**GIVEN INFORMATION**
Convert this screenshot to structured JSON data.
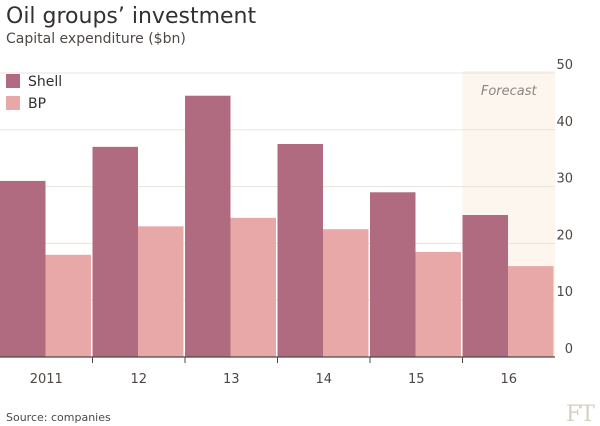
{
  "chart_data": {
    "type": "bar",
    "title": "Oil groups’ investment",
    "subtitle": "Capital expenditure ($bn)",
    "categories": [
      "2011",
      "12",
      "13",
      "14",
      "15",
      "16"
    ],
    "series": [
      {
        "name": "Shell",
        "color": "#b06b80",
        "values": [
          31,
          37,
          46,
          37.5,
          29,
          25
        ]
      },
      {
        "name": "BP",
        "color": "#e8a8a8",
        "values": [
          18,
          23,
          24.5,
          22.5,
          18.5,
          16
        ]
      }
    ],
    "ylim": [
      0,
      50
    ],
    "yticks": [
      0,
      10,
      20,
      30,
      40,
      50
    ],
    "ylabel": "",
    "xlabel": "",
    "grid": true,
    "legend": "top-left",
    "annotation": "Forecast",
    "forecast_category": "16",
    "forecast_color": "#fdf6ee",
    "source": "Source: companies",
    "logo": "FT"
  }
}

**WRITTEN EXERCISE**
All of the data above should be transcribed verbatim, with pictures omitted.

**EXERCISE SOLUTION**
Convert this screenshot to structured JSON data.
{
  "chart_data": {
    "type": "bar",
    "title": "Oil groups’ investment",
    "subtitle": "Capital expenditure ($bn)",
    "categories": [
      "2011",
      "12",
      "13",
      "14",
      "15",
      "16"
    ],
    "series": [
      {
        "name": "Shell",
        "color": "#b06b80",
        "values": [
          31,
          37,
          46,
          37.5,
          29,
          25
        ]
      },
      {
        "name": "BP",
        "color": "#e8a8a8",
        "values": [
          18,
          23,
          24.5,
          22.5,
          18.5,
          16
        ]
      }
    ],
    "ylim": [
      0,
      50
    ],
    "yticks": [
      0,
      10,
      20,
      30,
      40,
      50
    ],
    "ylabel": "",
    "xlabel": "",
    "grid": true,
    "legend": "top-left",
    "annotation": "Forecast",
    "forecast_category": "16",
    "forecast_color": "#fdf6ee",
    "source": "Source: companies",
    "logo": "FT"
  }
}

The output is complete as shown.